SHORT TASK: Output the entries word for word. Omit images.

** Start of DATA TO PROCESS **

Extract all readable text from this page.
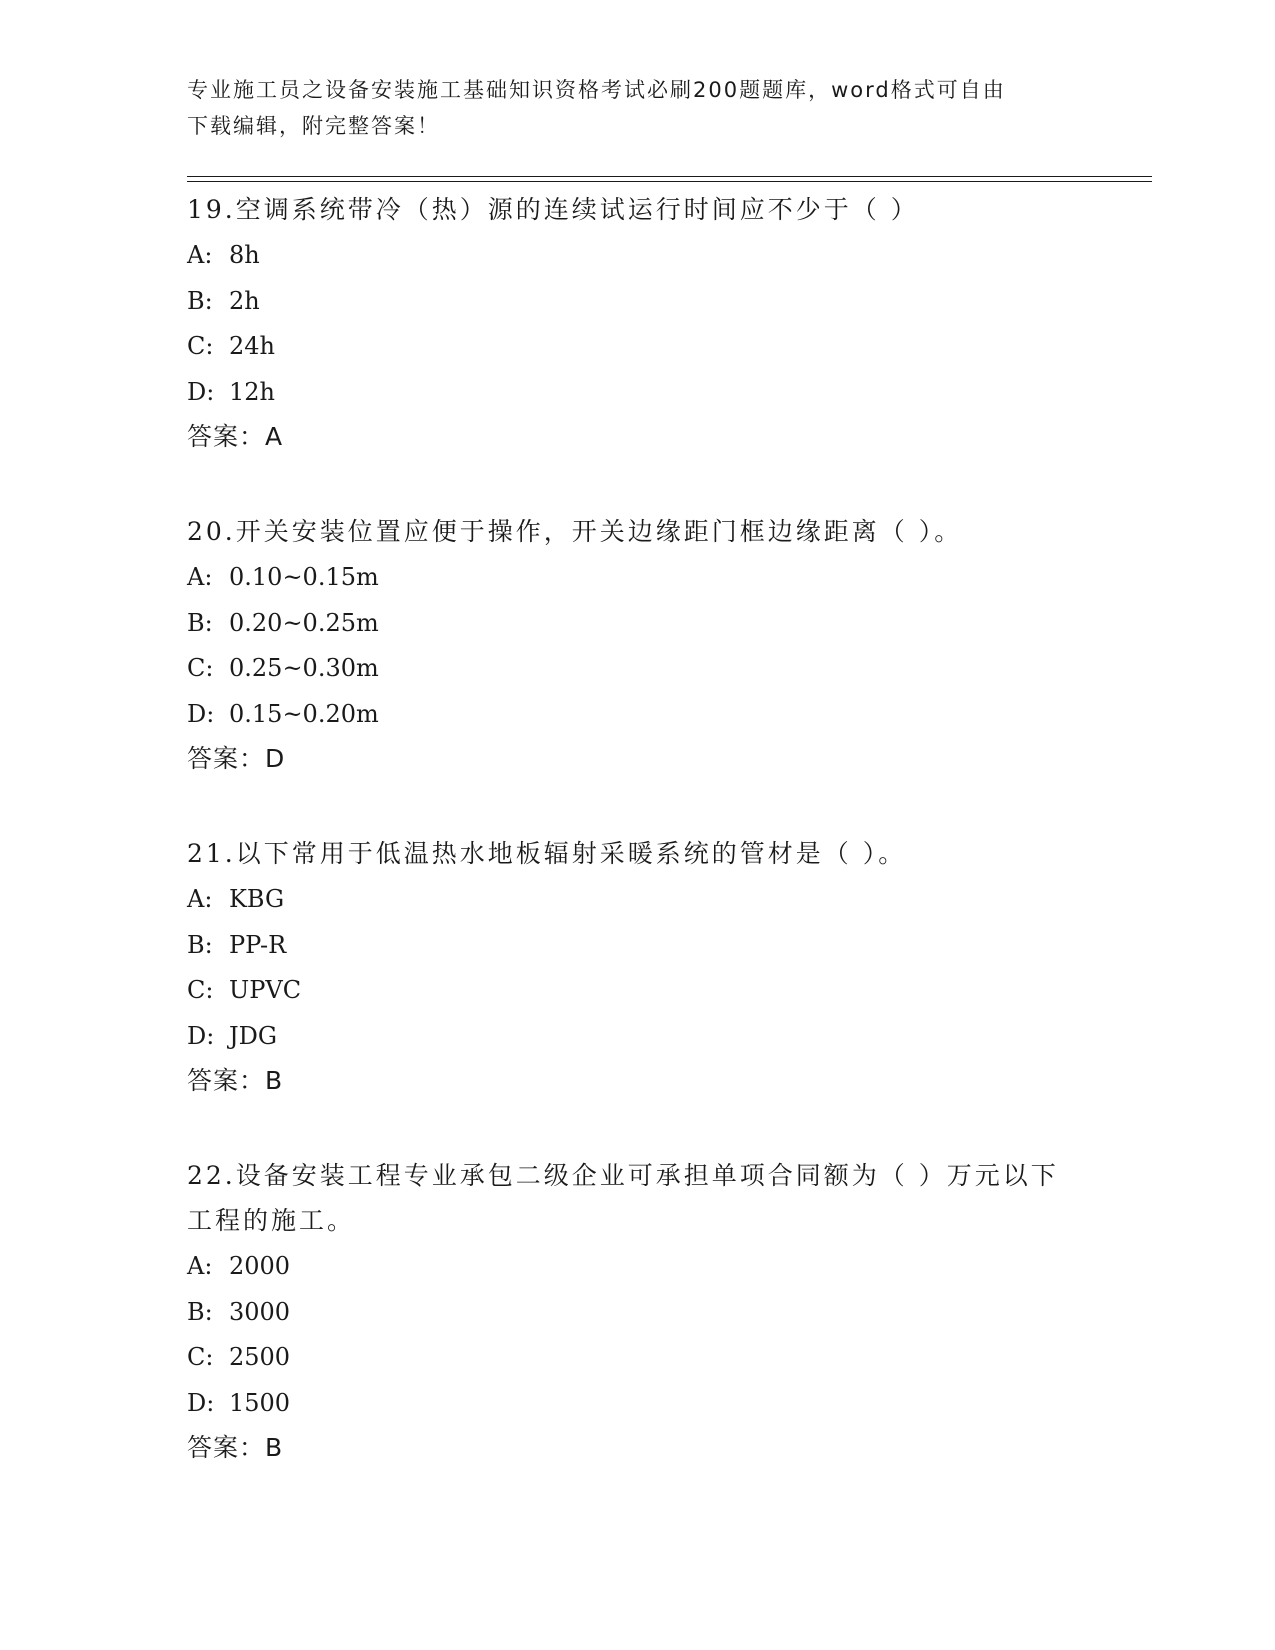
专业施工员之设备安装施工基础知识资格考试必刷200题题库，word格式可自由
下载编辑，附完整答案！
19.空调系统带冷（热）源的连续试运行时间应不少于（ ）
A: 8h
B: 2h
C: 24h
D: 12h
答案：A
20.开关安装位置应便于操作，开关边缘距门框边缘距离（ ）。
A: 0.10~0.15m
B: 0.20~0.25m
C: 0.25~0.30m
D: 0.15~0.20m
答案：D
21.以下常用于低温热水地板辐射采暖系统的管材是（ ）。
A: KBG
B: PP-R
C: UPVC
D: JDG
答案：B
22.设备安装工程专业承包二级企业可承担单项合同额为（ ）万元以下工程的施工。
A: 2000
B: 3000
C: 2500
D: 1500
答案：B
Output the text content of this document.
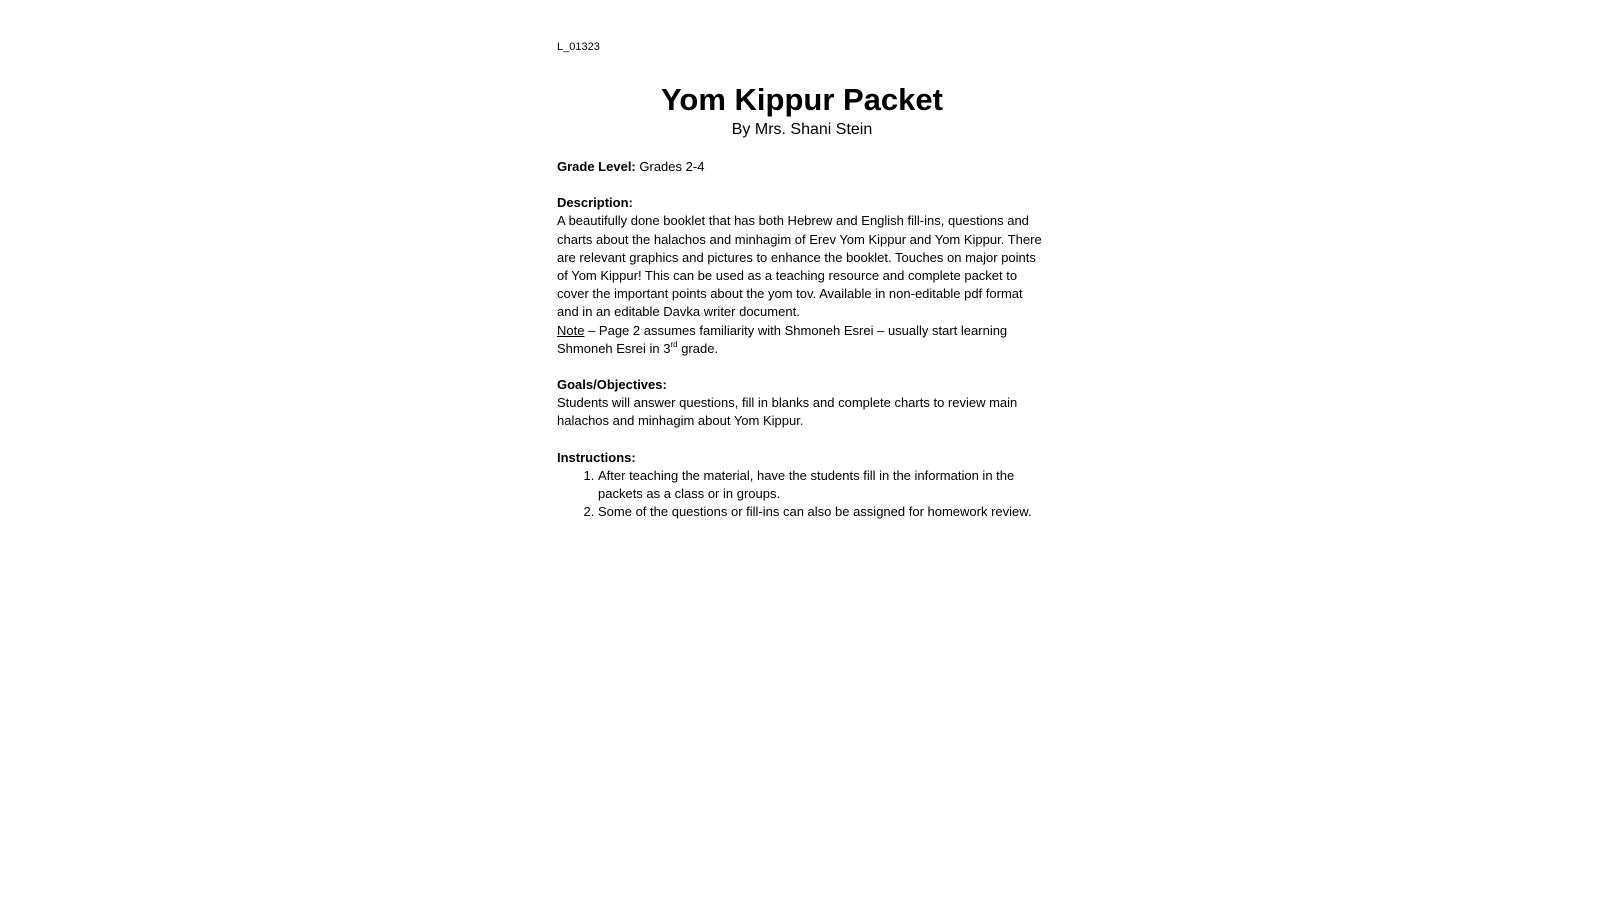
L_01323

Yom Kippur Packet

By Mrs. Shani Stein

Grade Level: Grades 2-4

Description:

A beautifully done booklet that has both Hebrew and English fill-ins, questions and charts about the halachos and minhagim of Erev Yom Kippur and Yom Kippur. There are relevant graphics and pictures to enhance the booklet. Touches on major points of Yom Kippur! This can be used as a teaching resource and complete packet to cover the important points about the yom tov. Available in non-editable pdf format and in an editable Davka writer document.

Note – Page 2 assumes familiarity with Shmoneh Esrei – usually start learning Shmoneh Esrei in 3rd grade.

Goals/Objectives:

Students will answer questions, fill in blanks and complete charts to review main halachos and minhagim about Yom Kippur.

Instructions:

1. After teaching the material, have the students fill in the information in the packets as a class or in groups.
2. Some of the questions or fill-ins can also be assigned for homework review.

** End of DATA TO PROCESS **

TASK RESULT:
Extract all readable text from this page.
专业施工员之设备安装施工基础知识资格考试必刷200题题库，word格式可自由
下载编辑，附完整答案！
19.空调系统带冷（热）源的连续试运行时间应不少于（ ）
A: 8h
B: 2h
C: 24h
D: 12h
答案：A
20.开关安装位置应便于操作，开关边缘距门框边缘距离（ ）。
A: 0.10~0.15m
B: 0.20~0.25m
C: 0.25~0.30m
D: 0.15~0.20m
答案：D
21.以下常用于低温热水地板辐射采暖系统的管材是（ ）。
A: KBG
B: PP-R
C: UPVC
D: JDG
答案：B
22.设备安装工程专业承包二级企业可承担单项合同额为（ ）万元以下工程的施工。
A: 2000
B: 3000
C: 2500
D: 1500
答案：B
Output the text content of this document.
L_01323

Yom Kippur Packet

By Mrs. Shani Stein

Grade Level: Grades 2-4

Description:

A beautifully done booklet that has both Hebrew and English fill-ins, questions and charts about the halachos and minhagim of Erev Yom Kippur and Yom Kippur. There are relevant graphics and pictures to enhance the booklet. Touches on major points of Yom Kippur! This can be used as a teaching resource and complete packet to cover the important points about the yom tov. Available in non-editable pdf format and in an editable Davka writer document.

Note – Page 2 assumes familiarity with Shmoneh Esrei – usually start learning Shmoneh Esrei in 3rd grade.

Goals/Objectives:

Students will answer questions, fill in blanks and complete charts to review main halachos and minhagim about Yom Kippur.

Instructions:

1. After teaching the material, have the students fill in the information in the packets as a class or in groups.
2. Some of the questions or fill-ins can also be assigned for homework review.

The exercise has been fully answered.